Could you print every record below exactly as it appears?

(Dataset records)
******************************

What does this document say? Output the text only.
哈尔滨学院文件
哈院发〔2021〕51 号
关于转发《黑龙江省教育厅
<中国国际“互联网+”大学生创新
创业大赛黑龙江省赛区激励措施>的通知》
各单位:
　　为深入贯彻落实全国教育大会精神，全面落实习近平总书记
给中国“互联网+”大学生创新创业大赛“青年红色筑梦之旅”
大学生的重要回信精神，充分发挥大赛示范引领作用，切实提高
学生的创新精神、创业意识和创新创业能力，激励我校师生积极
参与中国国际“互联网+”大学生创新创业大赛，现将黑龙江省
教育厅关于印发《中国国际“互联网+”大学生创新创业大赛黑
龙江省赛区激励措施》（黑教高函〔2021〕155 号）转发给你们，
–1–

******************************

» **EXERCISE RESPONSE**
What does this document say? Output the text only.
哈尔滨学院文件
哈院发〔2021〕51 号
关于转发《黑龙江省教育厅
<中国国际“互联网+”大学生创新
创业大赛黑龙江省赛区激励措施>的通知》
各单位:
　　为深入贯彻落实全国教育大会精神，全面落实习近平总书记
给中国“互联网+”大学生创新创业大赛“青年红色筑梦之旅”
大学生的重要回信精神，充分发挥大赛示范引领作用，切实提高
学生的创新精神、创业意识和创新创业能力，激励我校师生积极
参与中国国际“互联网+”大学生创新创业大赛，现将黑龙江省
教育厅关于印发《中国国际“互联网+”大学生创新创业大赛黑
龙江省赛区激励措施》（黑教高函〔2021〕155 号）转发给你们，
–1–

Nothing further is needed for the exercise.